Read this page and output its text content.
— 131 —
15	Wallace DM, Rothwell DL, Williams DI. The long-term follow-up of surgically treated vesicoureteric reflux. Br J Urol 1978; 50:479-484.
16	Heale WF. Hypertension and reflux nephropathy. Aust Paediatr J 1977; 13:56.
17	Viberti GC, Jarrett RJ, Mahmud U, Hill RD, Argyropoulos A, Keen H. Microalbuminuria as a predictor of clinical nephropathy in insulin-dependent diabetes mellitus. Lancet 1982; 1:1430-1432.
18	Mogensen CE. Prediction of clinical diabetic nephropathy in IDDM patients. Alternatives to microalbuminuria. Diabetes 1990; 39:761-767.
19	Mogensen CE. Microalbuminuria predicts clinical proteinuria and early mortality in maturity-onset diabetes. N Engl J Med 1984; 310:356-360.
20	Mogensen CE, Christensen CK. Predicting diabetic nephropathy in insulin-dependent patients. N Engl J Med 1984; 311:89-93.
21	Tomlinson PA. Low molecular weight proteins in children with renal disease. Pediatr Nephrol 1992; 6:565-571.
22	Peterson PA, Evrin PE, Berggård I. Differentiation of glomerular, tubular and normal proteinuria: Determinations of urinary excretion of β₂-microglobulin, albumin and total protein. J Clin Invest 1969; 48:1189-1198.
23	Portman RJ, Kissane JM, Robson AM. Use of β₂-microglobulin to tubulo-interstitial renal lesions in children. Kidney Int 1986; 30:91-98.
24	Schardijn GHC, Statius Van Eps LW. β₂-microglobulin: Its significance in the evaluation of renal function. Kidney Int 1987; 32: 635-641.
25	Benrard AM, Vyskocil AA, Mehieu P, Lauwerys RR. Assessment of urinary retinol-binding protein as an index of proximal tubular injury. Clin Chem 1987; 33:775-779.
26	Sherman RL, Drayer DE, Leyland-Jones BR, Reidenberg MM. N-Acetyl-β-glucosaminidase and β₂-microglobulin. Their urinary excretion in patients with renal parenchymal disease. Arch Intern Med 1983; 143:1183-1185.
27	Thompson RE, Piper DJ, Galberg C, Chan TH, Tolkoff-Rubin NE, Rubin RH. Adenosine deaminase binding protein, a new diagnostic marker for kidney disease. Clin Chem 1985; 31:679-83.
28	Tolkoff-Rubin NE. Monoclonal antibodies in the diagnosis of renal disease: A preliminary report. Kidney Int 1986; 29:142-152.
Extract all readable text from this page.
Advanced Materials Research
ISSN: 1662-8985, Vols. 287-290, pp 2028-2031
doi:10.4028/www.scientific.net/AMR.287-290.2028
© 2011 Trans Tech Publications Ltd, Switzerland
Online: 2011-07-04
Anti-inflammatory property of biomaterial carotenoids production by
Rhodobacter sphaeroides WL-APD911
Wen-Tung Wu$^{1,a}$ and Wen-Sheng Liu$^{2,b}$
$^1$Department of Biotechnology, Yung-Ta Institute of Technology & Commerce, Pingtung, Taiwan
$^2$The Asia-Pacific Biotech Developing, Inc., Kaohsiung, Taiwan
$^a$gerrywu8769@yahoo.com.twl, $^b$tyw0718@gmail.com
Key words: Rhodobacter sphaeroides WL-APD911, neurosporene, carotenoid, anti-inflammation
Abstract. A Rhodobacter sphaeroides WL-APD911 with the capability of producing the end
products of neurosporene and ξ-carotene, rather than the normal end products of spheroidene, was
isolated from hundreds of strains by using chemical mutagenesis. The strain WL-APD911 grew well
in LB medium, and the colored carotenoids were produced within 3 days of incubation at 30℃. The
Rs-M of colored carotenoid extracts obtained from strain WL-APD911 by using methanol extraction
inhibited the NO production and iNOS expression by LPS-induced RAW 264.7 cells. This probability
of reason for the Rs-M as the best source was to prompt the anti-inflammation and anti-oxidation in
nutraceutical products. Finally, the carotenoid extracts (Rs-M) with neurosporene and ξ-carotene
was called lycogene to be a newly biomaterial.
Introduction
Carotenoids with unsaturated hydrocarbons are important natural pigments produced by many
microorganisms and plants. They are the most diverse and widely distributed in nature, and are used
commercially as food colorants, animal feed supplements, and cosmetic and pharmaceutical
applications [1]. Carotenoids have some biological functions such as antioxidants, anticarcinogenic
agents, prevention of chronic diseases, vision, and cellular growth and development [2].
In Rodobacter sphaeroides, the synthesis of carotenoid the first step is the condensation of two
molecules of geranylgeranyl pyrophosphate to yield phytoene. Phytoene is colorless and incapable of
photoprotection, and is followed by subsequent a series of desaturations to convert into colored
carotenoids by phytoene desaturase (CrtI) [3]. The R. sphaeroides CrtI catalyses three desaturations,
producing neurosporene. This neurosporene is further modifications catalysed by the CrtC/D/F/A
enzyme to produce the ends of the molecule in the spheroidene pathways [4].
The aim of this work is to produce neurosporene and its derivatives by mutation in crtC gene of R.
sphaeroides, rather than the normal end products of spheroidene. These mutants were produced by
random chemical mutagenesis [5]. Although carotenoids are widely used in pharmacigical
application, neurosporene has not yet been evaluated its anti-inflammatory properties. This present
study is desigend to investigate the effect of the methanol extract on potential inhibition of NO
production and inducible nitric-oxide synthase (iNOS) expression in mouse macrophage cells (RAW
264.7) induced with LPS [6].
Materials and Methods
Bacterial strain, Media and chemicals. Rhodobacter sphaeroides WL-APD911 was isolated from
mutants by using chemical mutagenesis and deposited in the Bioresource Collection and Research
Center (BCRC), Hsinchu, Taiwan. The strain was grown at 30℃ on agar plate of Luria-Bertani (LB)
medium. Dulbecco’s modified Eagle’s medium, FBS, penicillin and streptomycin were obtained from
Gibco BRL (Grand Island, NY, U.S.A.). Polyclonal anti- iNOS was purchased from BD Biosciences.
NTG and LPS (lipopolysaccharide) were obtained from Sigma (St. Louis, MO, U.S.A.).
━━━━━━
PROBLEM TO WORK ON: In the entries above, find each line with the string "inflammation" and copy it.

SOLUTION TO THIS TASK:
Key words: Rhodobacter sphaeroides WL-APD911, neurosporene, carotenoid, anti-inflammation
of reason for the Rs-M as the best source was to prompt the anti-inflammation and anti-oxidation in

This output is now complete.